[Stored records]
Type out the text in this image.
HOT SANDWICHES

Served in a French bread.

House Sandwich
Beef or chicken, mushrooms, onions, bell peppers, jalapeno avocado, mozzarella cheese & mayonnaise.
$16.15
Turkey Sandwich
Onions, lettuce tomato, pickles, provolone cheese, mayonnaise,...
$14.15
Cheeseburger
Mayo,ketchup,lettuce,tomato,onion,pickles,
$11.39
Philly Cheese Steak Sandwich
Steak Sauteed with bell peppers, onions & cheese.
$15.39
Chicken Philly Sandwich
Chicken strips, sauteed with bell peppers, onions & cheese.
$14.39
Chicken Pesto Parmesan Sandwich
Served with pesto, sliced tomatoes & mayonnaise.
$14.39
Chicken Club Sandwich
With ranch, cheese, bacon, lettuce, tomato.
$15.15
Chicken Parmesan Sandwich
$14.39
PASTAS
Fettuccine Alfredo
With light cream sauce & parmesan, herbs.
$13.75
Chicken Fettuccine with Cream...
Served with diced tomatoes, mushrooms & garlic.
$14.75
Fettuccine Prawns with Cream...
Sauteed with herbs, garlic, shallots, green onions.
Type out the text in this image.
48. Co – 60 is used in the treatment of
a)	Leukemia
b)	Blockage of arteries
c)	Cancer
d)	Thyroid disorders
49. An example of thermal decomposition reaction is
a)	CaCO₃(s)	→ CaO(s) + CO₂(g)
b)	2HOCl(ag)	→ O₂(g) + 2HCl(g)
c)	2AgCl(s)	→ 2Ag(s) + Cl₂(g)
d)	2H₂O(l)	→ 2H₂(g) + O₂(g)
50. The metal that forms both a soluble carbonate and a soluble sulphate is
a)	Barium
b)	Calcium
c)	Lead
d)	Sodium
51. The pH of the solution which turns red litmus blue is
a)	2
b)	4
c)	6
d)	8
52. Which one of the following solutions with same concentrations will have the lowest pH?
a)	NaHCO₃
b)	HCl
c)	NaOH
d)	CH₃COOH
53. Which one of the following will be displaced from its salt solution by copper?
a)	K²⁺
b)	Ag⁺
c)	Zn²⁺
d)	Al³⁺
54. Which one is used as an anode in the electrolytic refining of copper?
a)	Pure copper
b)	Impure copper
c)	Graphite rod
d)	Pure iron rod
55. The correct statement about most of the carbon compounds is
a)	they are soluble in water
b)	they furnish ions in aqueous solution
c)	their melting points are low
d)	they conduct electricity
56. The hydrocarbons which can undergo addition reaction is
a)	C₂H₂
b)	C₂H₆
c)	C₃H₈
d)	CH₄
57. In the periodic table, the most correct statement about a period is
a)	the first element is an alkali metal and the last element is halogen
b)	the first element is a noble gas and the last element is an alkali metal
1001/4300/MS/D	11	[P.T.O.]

### JOB
Copy each line in the data that holds the word "tomatoes".

### REPLY TO THE TASK
Served with pesto, sliced tomatoes & mayonnaise.
Served with diced tomatoes, mushrooms & garlic.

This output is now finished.